• [Prompt]: Separate out the lines that hold "государственных".
%%
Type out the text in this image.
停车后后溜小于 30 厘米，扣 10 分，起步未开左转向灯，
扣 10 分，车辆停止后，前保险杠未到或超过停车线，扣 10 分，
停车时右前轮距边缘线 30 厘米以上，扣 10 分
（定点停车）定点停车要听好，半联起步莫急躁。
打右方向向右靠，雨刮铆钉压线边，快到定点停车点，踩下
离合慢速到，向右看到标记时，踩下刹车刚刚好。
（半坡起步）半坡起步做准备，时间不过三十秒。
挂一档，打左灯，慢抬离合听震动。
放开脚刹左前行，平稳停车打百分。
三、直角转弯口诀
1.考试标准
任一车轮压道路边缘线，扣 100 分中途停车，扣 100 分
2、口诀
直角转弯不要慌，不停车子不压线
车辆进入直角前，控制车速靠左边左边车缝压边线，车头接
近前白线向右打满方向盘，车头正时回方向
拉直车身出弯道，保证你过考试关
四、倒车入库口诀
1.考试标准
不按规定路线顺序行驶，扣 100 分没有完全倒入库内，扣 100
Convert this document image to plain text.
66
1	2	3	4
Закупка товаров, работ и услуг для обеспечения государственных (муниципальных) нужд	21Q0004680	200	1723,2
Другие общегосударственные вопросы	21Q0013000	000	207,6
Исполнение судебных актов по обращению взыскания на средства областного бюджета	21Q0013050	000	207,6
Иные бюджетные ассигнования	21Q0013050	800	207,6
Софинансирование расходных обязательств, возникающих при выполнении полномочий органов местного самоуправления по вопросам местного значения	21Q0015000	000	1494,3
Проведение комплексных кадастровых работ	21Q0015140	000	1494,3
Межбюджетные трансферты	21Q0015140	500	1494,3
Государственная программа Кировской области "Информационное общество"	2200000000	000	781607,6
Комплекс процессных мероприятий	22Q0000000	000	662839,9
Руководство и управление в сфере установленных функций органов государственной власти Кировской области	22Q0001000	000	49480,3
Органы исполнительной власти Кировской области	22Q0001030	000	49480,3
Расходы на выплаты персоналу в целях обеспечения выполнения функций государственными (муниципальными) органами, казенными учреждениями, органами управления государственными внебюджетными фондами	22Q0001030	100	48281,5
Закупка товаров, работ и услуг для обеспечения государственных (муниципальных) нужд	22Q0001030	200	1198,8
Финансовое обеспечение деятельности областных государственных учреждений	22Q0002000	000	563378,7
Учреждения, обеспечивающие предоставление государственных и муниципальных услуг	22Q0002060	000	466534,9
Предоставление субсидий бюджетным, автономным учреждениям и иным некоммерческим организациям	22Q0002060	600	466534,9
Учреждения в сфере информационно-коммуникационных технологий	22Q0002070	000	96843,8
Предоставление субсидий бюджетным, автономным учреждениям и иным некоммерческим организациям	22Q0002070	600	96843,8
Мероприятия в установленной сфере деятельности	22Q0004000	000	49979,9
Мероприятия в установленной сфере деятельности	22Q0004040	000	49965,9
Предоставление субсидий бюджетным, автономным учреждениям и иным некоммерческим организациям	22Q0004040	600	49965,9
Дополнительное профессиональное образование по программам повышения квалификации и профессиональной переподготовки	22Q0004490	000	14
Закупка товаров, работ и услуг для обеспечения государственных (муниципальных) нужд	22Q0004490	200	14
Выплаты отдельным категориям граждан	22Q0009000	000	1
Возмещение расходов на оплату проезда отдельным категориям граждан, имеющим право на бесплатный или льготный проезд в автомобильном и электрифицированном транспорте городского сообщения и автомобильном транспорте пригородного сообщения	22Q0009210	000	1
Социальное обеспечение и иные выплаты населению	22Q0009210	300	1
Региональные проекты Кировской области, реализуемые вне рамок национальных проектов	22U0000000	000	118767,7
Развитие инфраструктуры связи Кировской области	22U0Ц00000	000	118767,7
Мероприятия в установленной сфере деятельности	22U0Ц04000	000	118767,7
%%
• [Output of the exercise]:
Закупка товаров, работ и услуг для обеспечения государственных (муниципальных) нужд	21Q0004680	200	1723,2
Закупка товаров, работ и услуг для обеспечения государственных (муниципальных) нужд	22Q0001030	200	1198,8
Финансовое обеспечение деятельности областных государственных учреждений	22Q0002000	000	563378,7
Учреждения, обеспечивающие предоставление государственных и муниципальных услуг	22Q0002060	000	466534,9
Закупка товаров, работ и услуг для обеспечения государственных (муниципальных) нужд	22Q0004490	200	14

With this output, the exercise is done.